— START —

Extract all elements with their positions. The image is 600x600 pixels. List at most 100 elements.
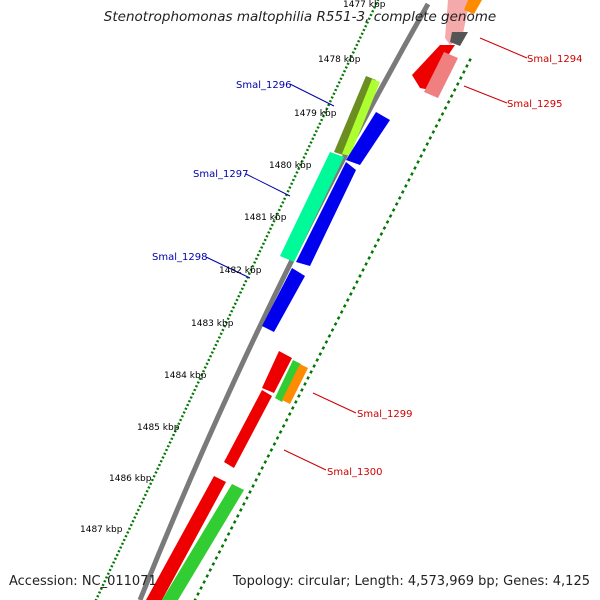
ruler-tick <box>309 141 313 144</box>
gc-tick <box>196 592 200 596</box>
feature-smal-1297 <box>280 152 344 262</box>
ruler-label: 1483 kbp <box>191 319 234 329</box>
ruler-tick <box>247 272 251 276</box>
ruler-tick <box>99 587 103 591</box>
leader-smal-1294 <box>479 37 528 59</box>
gc-tick <box>281 424 286 428</box>
ruler-tick <box>307 144 311 148</box>
ruler-tick <box>238 291 243 294</box>
ruler-tick <box>253 261 257 264</box>
ruler-label: 1478 kbp <box>318 55 361 65</box>
gc-tick <box>367 256 371 260</box>
gc-tick <box>437 118 442 122</box>
ruler-label: 1480 kbp <box>269 161 312 171</box>
ruler-tick <box>362 28 366 32</box>
ruler-label: 1485 kbp <box>137 423 180 433</box>
ruler-tick <box>108 568 112 572</box>
ruler-tick <box>290 182 294 186</box>
ruler-label: 1484 kbp <box>164 371 207 381</box>
ruler-label: 1479 kbp <box>294 109 337 119</box>
feature-smal-1296 <box>342 79 380 156</box>
ruler-tick <box>304 152 308 156</box>
ruler-tick <box>133 516 137 519</box>
gc-tick <box>239 508 243 512</box>
gc-tick <box>260 466 265 470</box>
ruler-tick <box>97 591 102 594</box>
gc-tick <box>205 574 210 578</box>
ruler-label: 1477 kbp <box>343 0 386 10</box>
ruler-tick <box>332 92 336 96</box>
ruler-tick <box>140 501 144 504</box>
ruler-label: 1486 kbp <box>109 474 152 484</box>
gc-tick <box>330 328 335 332</box>
ruler-tick <box>334 88 338 92</box>
feature-green-bottom <box>162 484 244 600</box>
gc-tick <box>220 544 225 548</box>
ruler-tick <box>275 212 280 216</box>
gc-tick <box>428 136 433 140</box>
gc-tick <box>321 346 326 350</box>
ruler-tick <box>182 411 186 414</box>
feature-smal-1298 <box>262 268 305 332</box>
ruler-tick <box>226 317 230 321</box>
gc-tick <box>459 76 463 80</box>
gc-tick <box>431 130 436 134</box>
feature-grey-block <box>450 32 468 46</box>
gc-tick <box>202 580 206 584</box>
gc-tick <box>284 418 289 422</box>
ruler-tick <box>221 328 225 332</box>
ruler-tick <box>321 114 325 118</box>
gc-tick <box>248 490 252 494</box>
gc-tick <box>303 382 307 386</box>
gc-tick <box>407 178 411 182</box>
gc-tick <box>413 166 417 170</box>
ruler-tick <box>270 223 274 227</box>
gc-tick <box>361 268 365 272</box>
gc-tick <box>342 304 347 308</box>
gc-tick <box>355 280 359 284</box>
gene-label-smal-1294: Smal_1294 <box>527 54 582 65</box>
ruler-tick <box>159 459 163 463</box>
gc-tick <box>324 340 329 344</box>
ruler-tick <box>152 474 156 478</box>
gc-tick <box>419 154 423 158</box>
gc-tick <box>379 232 384 236</box>
ruler-tick <box>214 343 218 347</box>
ruler-tick <box>274 216 278 219</box>
ruler-tick <box>200 373 204 377</box>
accession-label: Accession: NC_011071 <box>9 574 157 589</box>
gc-tick <box>217 550 222 554</box>
gc-tick <box>397 196 402 200</box>
ruler-tick <box>196 381 200 384</box>
gc-tick <box>193 598 197 600</box>
ruler-tick <box>305 148 310 152</box>
ruler-tick <box>342 69 347 73</box>
gc-tick <box>422 148 426 152</box>
ruler-tick <box>353 47 357 51</box>
gc-tick <box>425 142 430 146</box>
ruler-tick <box>320 118 324 122</box>
ruler-tick <box>286 189 290 193</box>
ruler-tick <box>117 549 121 553</box>
ruler-tick <box>147 486 151 489</box>
gene-label-smal-1297: Smal_1297 <box>193 169 248 180</box>
ruler-tick <box>110 564 114 568</box>
ruler-tick <box>193 388 197 392</box>
gc-tick <box>294 400 298 404</box>
ruler-tick <box>154 471 158 474</box>
ruler-tick <box>191 392 195 396</box>
gc-tick <box>223 538 228 542</box>
gene-label-smal-1298: Smal_1298 <box>152 252 207 263</box>
ruler-tick <box>112 561 116 564</box>
feature-smal-1297-rev <box>296 162 356 266</box>
ruler-tick <box>323 111 327 114</box>
ruler-tick <box>350 54 354 58</box>
gene-label-smal-1296: Smal_1296 <box>236 80 291 91</box>
ruler-tick <box>120 542 124 546</box>
gc-tick <box>309 370 313 374</box>
ruler-tick <box>187 399 191 403</box>
gc-tick <box>272 442 277 446</box>
gc-tick <box>449 94 454 98</box>
ruler-tick <box>237 294 241 298</box>
ruler-tick <box>233 302 237 306</box>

— END —

* _GIVEN TASK_: Could you pull out every line of the listing above, word for word, leaving out the picture?

* _OUTPUT OF THE EXERCISE_:
Extract all elements with their positions. The image is 600x600 pixels. List at most 100 elements.
ruler-tick <box>309 141 313 144</box>
gc-tick <box>196 592 200 596</box>
feature-smal-1297 <box>280 152 344 262</box>
ruler-label: 1483 kbp <box>191 319 234 329</box>
ruler-tick <box>247 272 251 276</box>
ruler-tick <box>99 587 103 591</box>
leader-smal-1294 <box>479 37 528 59</box>
gc-tick <box>281 424 286 428</box>
ruler-tick <box>307 144 311 148</box>
ruler-tick <box>238 291 243 294</box>
ruler-tick <box>253 261 257 264</box>
ruler-label: 1478 kbp <box>318 55 361 65</box>
gc-tick <box>367 256 371 260</box>
gc-tick <box>437 118 442 122</box>
ruler-label: 1480 kbp <box>269 161 312 171</box>
ruler-tick <box>362 28 366 32</box>
ruler-label: 1485 kbp <box>137 423 180 433</box>
ruler-tick <box>108 568 112 572</box>
ruler-tick <box>290 182 294 186</box>
ruler-label: 1484 kbp <box>164 371 207 381</box>
ruler-label: 1479 kbp <box>294 109 337 119</box>
feature-smal-1296 <box>342 79 380 156</box>
ruler-tick <box>304 152 308 156</box>
ruler-tick <box>133 516 137 519</box>
gc-tick <box>239 508 243 512</box>
gc-tick <box>260 466 265 470</box>
ruler-tick <box>97 591 102 594</box>
gc-tick <box>205 574 210 578</box>
ruler-label: 1477 kbp <box>343 0 386 10</box>
ruler-tick <box>332 92 336 96</box>
ruler-tick <box>140 501 144 504</box>
ruler-label: 1486 kbp <box>109 474 152 484</box>
gc-tick <box>330 328 335 332</box>
ruler-tick <box>334 88 338 92</box>
feature-green-bottom <box>162 484 244 600</box>
gc-tick <box>220 544 225 548</box>
ruler-tick <box>275 212 280 216</box>
gc-tick <box>428 136 433 140</box>
gc-tick <box>321 346 326 350</box>
ruler-tick <box>182 411 186 414</box>
feature-smal-1298 <box>262 268 305 332</box>
ruler-tick <box>226 317 230 321</box>
gc-tick <box>459 76 463 80</box>
gc-tick <box>431 130 436 134</box>
feature-grey-block <box>450 32 468 46</box>
gc-tick <box>202 580 206 584</box>
gc-tick <box>284 418 289 422</box>
ruler-tick <box>221 328 225 332</box>
ruler-tick <box>321 114 325 118</box>
gc-tick <box>248 490 252 494</box>
gc-tick <box>303 382 307 386</box>
gc-tick <box>407 178 411 182</box>
gc-tick <box>413 166 417 170</box>
ruler-tick <box>270 223 274 227</box>
gc-tick <box>361 268 365 272</box>
gc-tick <box>342 304 347 308</box>
gc-tick <box>355 280 359 284</box>
gene-label-smal-1294: Smal_1294 <box>527 54 582 65</box>
ruler-tick <box>159 459 163 463</box>
gc-tick <box>324 340 329 344</box>
ruler-tick <box>152 474 156 478</box>
gc-tick <box>419 154 423 158</box>
gc-tick <box>379 232 384 236</box>
ruler-tick <box>214 343 218 347</box>
ruler-tick <box>274 216 278 219</box>
ruler-tick <box>200 373 204 377</box>
accession-label: Accession: NC_011071 <box>9 574 157 589</box>
gc-tick <box>217 550 222 554</box>
gc-tick <box>397 196 402 200</box>
ruler-tick <box>196 381 200 384</box>
gc-tick <box>193 598 197 600</box>
ruler-tick <box>305 148 310 152</box>
ruler-tick <box>342 69 347 73</box>
gc-tick <box>422 148 426 152</box>
ruler-tick <box>353 47 357 51</box>
gc-tick <box>425 142 430 146</box>
ruler-tick <box>320 118 324 122</box>
ruler-tick <box>286 189 290 193</box>
ruler-tick <box>117 549 121 553</box>
ruler-tick <box>147 486 151 489</box>
gene-label-smal-1297: Smal_1297 <box>193 169 248 180</box>
ruler-tick <box>110 564 114 568</box>
ruler-tick <box>193 388 197 392</box>
gc-tick <box>294 400 298 404</box>
ruler-tick <box>154 471 158 474</box>
ruler-tick <box>191 392 195 396</box>
gc-tick <box>223 538 228 542</box>
gene-label-smal-1298: Smal_1298 <box>152 252 207 263</box>
ruler-tick <box>112 561 116 564</box>
feature-smal-1297-rev <box>296 162 356 266</box>
ruler-tick <box>323 111 327 114</box>
ruler-tick <box>350 54 354 58</box>
gene-label-smal-1296: Smal_1296 <box>236 80 291 91</box>
ruler-tick <box>120 542 124 546</box>
gc-tick <box>309 370 313 374</box>
ruler-tick <box>187 399 191 403</box>
gc-tick <box>272 442 277 446</box>
gc-tick <box>449 94 454 98</box>
ruler-tick <box>237 294 241 298</box>
ruler-tick <box>233 302 237 306</box>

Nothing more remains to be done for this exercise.